**REQUIRED TASK**
Output the records exactly as they appear, with no pictures included.

Stored data:
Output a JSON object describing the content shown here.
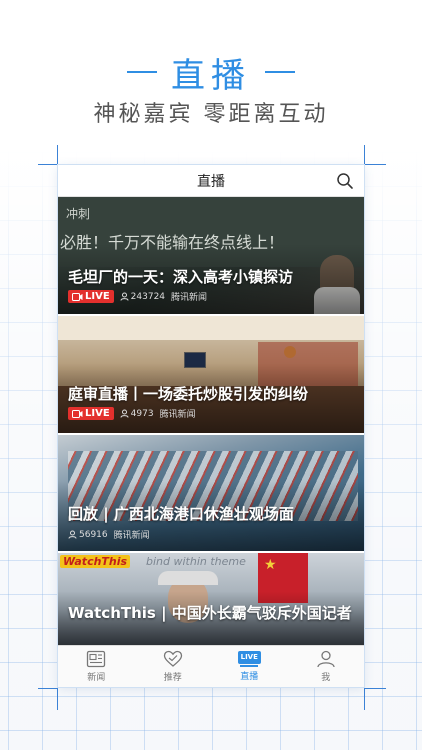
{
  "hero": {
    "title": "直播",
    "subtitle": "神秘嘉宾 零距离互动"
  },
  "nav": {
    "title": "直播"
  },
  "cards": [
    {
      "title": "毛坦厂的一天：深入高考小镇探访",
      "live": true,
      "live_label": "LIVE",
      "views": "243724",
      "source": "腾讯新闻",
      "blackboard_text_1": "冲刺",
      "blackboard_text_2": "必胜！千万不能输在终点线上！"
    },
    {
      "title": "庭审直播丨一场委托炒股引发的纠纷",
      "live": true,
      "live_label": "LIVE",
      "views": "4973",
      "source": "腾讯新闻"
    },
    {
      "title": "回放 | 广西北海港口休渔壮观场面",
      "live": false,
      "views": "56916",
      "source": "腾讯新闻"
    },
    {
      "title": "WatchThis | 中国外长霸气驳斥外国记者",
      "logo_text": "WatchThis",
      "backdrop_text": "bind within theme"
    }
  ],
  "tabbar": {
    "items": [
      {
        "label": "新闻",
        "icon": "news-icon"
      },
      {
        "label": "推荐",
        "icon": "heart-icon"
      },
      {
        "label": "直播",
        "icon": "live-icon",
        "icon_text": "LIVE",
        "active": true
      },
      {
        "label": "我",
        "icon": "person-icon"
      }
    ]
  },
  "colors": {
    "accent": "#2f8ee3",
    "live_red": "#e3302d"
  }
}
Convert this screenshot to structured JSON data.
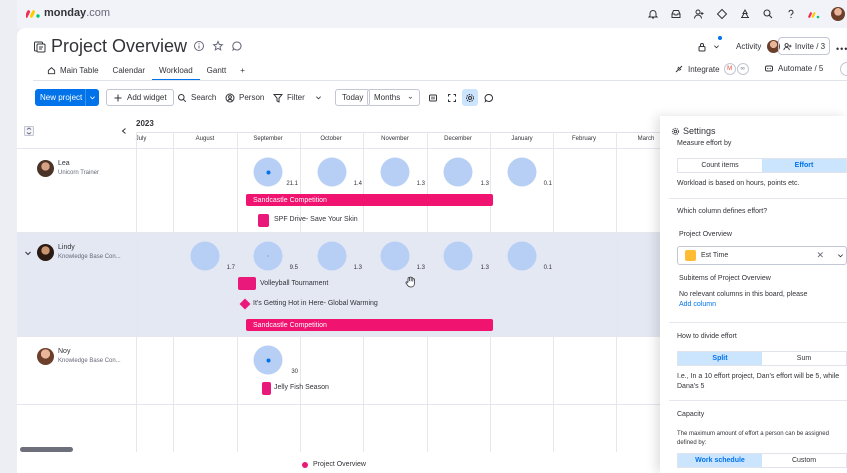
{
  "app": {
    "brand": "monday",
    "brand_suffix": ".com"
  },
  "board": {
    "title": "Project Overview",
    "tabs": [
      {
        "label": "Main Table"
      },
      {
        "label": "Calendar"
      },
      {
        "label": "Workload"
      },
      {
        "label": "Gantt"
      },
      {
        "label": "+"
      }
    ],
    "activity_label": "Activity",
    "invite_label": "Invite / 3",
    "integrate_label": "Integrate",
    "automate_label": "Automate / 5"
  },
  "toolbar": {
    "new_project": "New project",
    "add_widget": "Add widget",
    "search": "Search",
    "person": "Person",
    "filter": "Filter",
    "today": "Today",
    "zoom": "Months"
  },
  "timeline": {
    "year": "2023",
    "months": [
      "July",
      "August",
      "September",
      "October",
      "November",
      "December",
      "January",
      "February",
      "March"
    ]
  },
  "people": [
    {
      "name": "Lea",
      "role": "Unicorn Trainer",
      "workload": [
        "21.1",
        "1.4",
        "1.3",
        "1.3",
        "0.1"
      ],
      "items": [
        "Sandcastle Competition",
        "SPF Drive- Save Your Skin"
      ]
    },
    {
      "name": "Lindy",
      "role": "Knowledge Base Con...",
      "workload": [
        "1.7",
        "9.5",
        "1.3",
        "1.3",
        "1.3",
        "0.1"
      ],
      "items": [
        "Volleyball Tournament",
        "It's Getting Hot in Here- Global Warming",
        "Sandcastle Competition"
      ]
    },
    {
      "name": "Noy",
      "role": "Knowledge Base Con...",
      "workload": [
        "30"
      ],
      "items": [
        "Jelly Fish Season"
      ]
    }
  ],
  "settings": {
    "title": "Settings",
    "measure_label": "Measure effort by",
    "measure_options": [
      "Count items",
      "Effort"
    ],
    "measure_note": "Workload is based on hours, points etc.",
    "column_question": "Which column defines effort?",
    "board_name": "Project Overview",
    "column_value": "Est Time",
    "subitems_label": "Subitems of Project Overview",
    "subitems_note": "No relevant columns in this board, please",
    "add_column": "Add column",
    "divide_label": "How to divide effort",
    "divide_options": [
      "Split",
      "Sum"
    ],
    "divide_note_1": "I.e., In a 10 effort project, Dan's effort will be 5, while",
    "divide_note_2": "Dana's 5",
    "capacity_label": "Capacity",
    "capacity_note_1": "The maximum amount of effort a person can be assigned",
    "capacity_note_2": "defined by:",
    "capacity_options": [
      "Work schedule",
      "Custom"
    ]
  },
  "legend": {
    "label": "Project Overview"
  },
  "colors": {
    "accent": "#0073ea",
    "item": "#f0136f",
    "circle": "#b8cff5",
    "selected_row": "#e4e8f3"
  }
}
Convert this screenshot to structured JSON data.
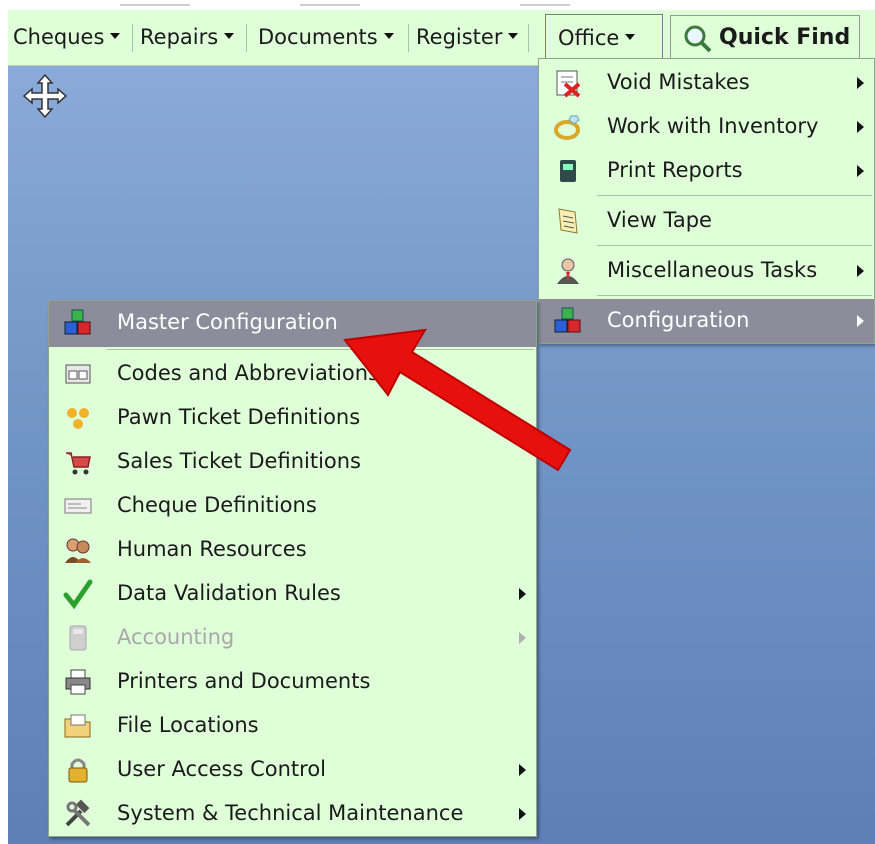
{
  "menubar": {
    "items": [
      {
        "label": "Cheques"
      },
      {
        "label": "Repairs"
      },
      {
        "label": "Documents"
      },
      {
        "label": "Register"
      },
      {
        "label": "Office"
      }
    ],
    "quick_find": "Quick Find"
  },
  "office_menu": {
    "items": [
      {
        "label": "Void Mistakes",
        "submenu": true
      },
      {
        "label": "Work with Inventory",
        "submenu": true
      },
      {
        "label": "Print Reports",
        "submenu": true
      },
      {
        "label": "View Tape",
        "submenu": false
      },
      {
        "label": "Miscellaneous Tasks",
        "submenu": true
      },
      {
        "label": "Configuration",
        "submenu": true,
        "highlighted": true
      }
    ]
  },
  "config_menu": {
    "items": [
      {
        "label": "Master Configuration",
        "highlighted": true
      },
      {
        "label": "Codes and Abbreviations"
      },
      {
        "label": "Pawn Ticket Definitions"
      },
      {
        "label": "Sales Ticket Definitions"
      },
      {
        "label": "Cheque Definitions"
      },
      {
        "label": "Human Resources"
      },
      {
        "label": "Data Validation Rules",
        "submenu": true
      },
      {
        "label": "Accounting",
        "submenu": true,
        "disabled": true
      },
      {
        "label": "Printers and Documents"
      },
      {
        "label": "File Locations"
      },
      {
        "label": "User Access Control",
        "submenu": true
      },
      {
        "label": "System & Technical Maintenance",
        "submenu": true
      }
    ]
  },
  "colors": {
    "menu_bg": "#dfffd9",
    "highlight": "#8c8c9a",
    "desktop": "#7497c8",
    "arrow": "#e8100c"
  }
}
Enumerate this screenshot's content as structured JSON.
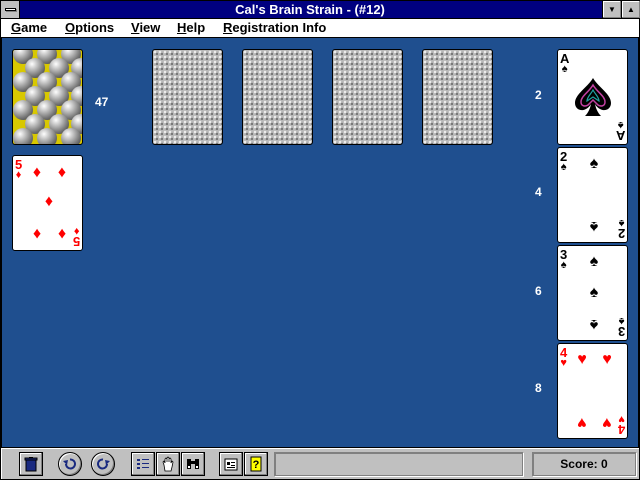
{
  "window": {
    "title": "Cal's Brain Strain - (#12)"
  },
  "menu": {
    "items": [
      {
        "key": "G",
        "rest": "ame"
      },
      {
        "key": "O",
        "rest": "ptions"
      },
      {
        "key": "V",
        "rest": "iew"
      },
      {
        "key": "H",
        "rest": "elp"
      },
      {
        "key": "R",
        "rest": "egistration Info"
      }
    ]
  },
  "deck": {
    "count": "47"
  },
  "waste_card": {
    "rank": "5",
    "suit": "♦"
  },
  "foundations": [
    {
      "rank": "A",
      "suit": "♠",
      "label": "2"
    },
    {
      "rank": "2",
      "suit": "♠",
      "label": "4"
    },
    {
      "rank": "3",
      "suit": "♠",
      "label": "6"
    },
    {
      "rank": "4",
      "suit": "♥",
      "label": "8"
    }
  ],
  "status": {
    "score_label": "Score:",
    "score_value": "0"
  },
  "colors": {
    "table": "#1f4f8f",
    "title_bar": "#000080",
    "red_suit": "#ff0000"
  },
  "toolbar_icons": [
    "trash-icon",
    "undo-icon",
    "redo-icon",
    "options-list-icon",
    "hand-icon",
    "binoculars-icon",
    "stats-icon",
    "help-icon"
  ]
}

**RESULT**
Output a JSON object describing the content shown here.
{
  "hero": {
    "title": "直播",
    "subtitle": "神秘嘉宾 零距离互动"
  },
  "nav": {
    "title": "直播"
  },
  "cards": [
    {
      "title": "毛坦厂的一天：深入高考小镇探访",
      "live": true,
      "live_label": "LIVE",
      "views": "243724",
      "source": "腾讯新闻",
      "blackboard_text_1": "冲刺",
      "blackboard_text_2": "必胜！千万不能输在终点线上！"
    },
    {
      "title": "庭审直播丨一场委托炒股引发的纠纷",
      "live": true,
      "live_label": "LIVE",
      "views": "4973",
      "source": "腾讯新闻"
    },
    {
      "title": "回放 | 广西北海港口休渔壮观场面",
      "live": false,
      "views": "56916",
      "source": "腾讯新闻"
    },
    {
      "title": "WatchThis | 中国外长霸气驳斥外国记者",
      "logo_text": "WatchThis",
      "backdrop_text": "bind within theme"
    }
  ],
  "tabbar": {
    "items": [
      {
        "label": "新闻",
        "icon": "news-icon"
      },
      {
        "label": "推荐",
        "icon": "heart-icon"
      },
      {
        "label": "直播",
        "icon": "live-icon",
        "icon_text": "LIVE",
        "active": true
      },
      {
        "label": "我",
        "icon": "person-icon"
      }
    ]
  },
  "colors": {
    "accent": "#2f8ee3",
    "live_red": "#e3302d"
  }
}
Convert this screenshot to structured JSON data.
{
  "app": {
    "brand": "monday",
    "brand_suffix": ".com"
  },
  "board": {
    "title": "Project Overview",
    "tabs": [
      {
        "label": "Main Table"
      },
      {
        "label": "Calendar"
      },
      {
        "label": "Workload"
      },
      {
        "label": "Gantt"
      },
      {
        "label": "+"
      }
    ],
    "activity_label": "Activity",
    "invite_label": "Invite / 3",
    "integrate_label": "Integrate",
    "automate_label": "Automate / 5"
  },
  "toolbar": {
    "new_project": "New project",
    "add_widget": "Add widget",
    "search": "Search",
    "person": "Person",
    "filter": "Filter",
    "today": "Today",
    "zoom": "Months"
  },
  "timeline": {
    "year": "2023",
    "months": [
      "July",
      "August",
      "September",
      "October",
      "November",
      "December",
      "January",
      "February",
      "March"
    ]
  },
  "people": [
    {
      "name": "Lea",
      "role": "Unicorn Trainer",
      "workload": [
        "21.1",
        "1.4",
        "1.3",
        "1.3",
        "0.1"
      ],
      "items": [
        "Sandcastle Competition",
        "SPF Drive- Save Your Skin"
      ]
    },
    {
      "name": "Lindy",
      "role": "Knowledge Base Con...",
      "workload": [
        "1.7",
        "9.5",
        "1.3",
        "1.3",
        "1.3",
        "0.1"
      ],
      "items": [
        "Volleyball Tournament",
        "It's Getting Hot in Here- Global Warming",
        "Sandcastle Competition"
      ]
    },
    {
      "name": "Noy",
      "role": "Knowledge Base Con...",
      "workload": [
        "30"
      ],
      "items": [
        "Jelly Fish Season"
      ]
    }
  ],
  "settings": {
    "title": "Settings",
    "measure_label": "Measure effort by",
    "measure_options": [
      "Count items",
      "Effort"
    ],
    "measure_note": "Workload is based on hours, points etc.",
    "column_question": "Which column defines effort?",
    "board_name": "Project Overview",
    "column_value": "Est Time",
    "subitems_label": "Subitems of Project Overview",
    "subitems_note": "No relevant columns in this board, please",
    "add_column": "Add column",
    "divide_label": "How to divide effort",
    "divide_options": [
      "Split",
      "Sum"
    ],
    "divide_note_1": "I.e., In a 10 effort project, Dan's effort will be 5, while",
    "divide_note_2": "Dana's 5",
    "capacity_label": "Capacity",
    "capacity_note_1": "The maximum amount of effort a person can be assigned",
    "capacity_note_2": "defined by:",
    "capacity_options": [
      "Work schedule",
      "Custom"
    ]
  },
  "legend": {
    "label": "Project Overview"
  },
  "colors": {
    "accent": "#0073ea",
    "item": "#f0136f",
    "circle": "#b8cff5",
    "selected_row": "#e4e8f3"
  }
}
Convert this screenshot to structured JSON data.
{
  "menubar": {
    "items": [
      {
        "label": "Cheques"
      },
      {
        "label": "Repairs"
      },
      {
        "label": "Documents"
      },
      {
        "label": "Register"
      },
      {
        "label": "Office"
      }
    ],
    "quick_find": "Quick Find"
  },
  "office_menu": {
    "items": [
      {
        "label": "Void Mistakes",
        "submenu": true
      },
      {
        "label": "Work with Inventory",
        "submenu": true
      },
      {
        "label": "Print Reports",
        "submenu": true
      },
      {
        "label": "View Tape",
        "submenu": false
      },
      {
        "label": "Miscellaneous Tasks",
        "submenu": true
      },
      {
        "label": "Configuration",
        "submenu": true,
        "highlighted": true
      }
    ]
  },
  "config_menu": {
    "items": [
      {
        "label": "Master Configuration",
        "highlighted": true
      },
      {
        "label": "Codes and Abbreviations"
      },
      {
        "label": "Pawn Ticket Definitions"
      },
      {
        "label": "Sales Ticket Definitions"
      },
      {
        "label": "Cheque Definitions"
      },
      {
        "label": "Human Resources"
      },
      {
        "label": "Data Validation Rules",
        "submenu": true
      },
      {
        "label": "Accounting",
        "submenu": true,
        "disabled": true
      },
      {
        "label": "Printers and Documents"
      },
      {
        "label": "File Locations"
      },
      {
        "label": "User Access Control",
        "submenu": true
      },
      {
        "label": "System & Technical Maintenance",
        "submenu": true
      }
    ]
  },
  "colors": {
    "menu_bg": "#dfffd9",
    "highlight": "#8c8c9a",
    "desktop": "#7497c8",
    "arrow": "#e8100c"
  }
}
Enumerate this screenshot's content as structured JSON.
{
  "window": {
    "title": "Cal's Brain Strain - (#12)"
  },
  "menu": {
    "items": [
      {
        "key": "G",
        "rest": "ame"
      },
      {
        "key": "O",
        "rest": "ptions"
      },
      {
        "key": "V",
        "rest": "iew"
      },
      {
        "key": "H",
        "rest": "elp"
      },
      {
        "key": "R",
        "rest": "egistration Info"
      }
    ]
  },
  "deck": {
    "count": "47"
  },
  "waste_card": {
    "rank": "5",
    "suit": "♦"
  },
  "foundations": [
    {
      "rank": "A",
      "suit": "♠",
      "label": "2"
    },
    {
      "rank": "2",
      "suit": "♠",
      "label": "4"
    },
    {
      "rank": "3",
      "suit": "♠",
      "label": "6"
    },
    {
      "rank": "4",
      "suit": "♥",
      "label": "8"
    }
  ],
  "status": {
    "score_label": "Score:",
    "score_value": "0"
  },
  "colors": {
    "table": "#1f4f8f",
    "title_bar": "#000080",
    "red_suit": "#ff0000"
  },
  "toolbar_icons": [
    "trash-icon",
    "undo-icon",
    "redo-icon",
    "options-list-icon",
    "hand-icon",
    "binoculars-icon",
    "stats-icon",
    "help-icon"
  ]
}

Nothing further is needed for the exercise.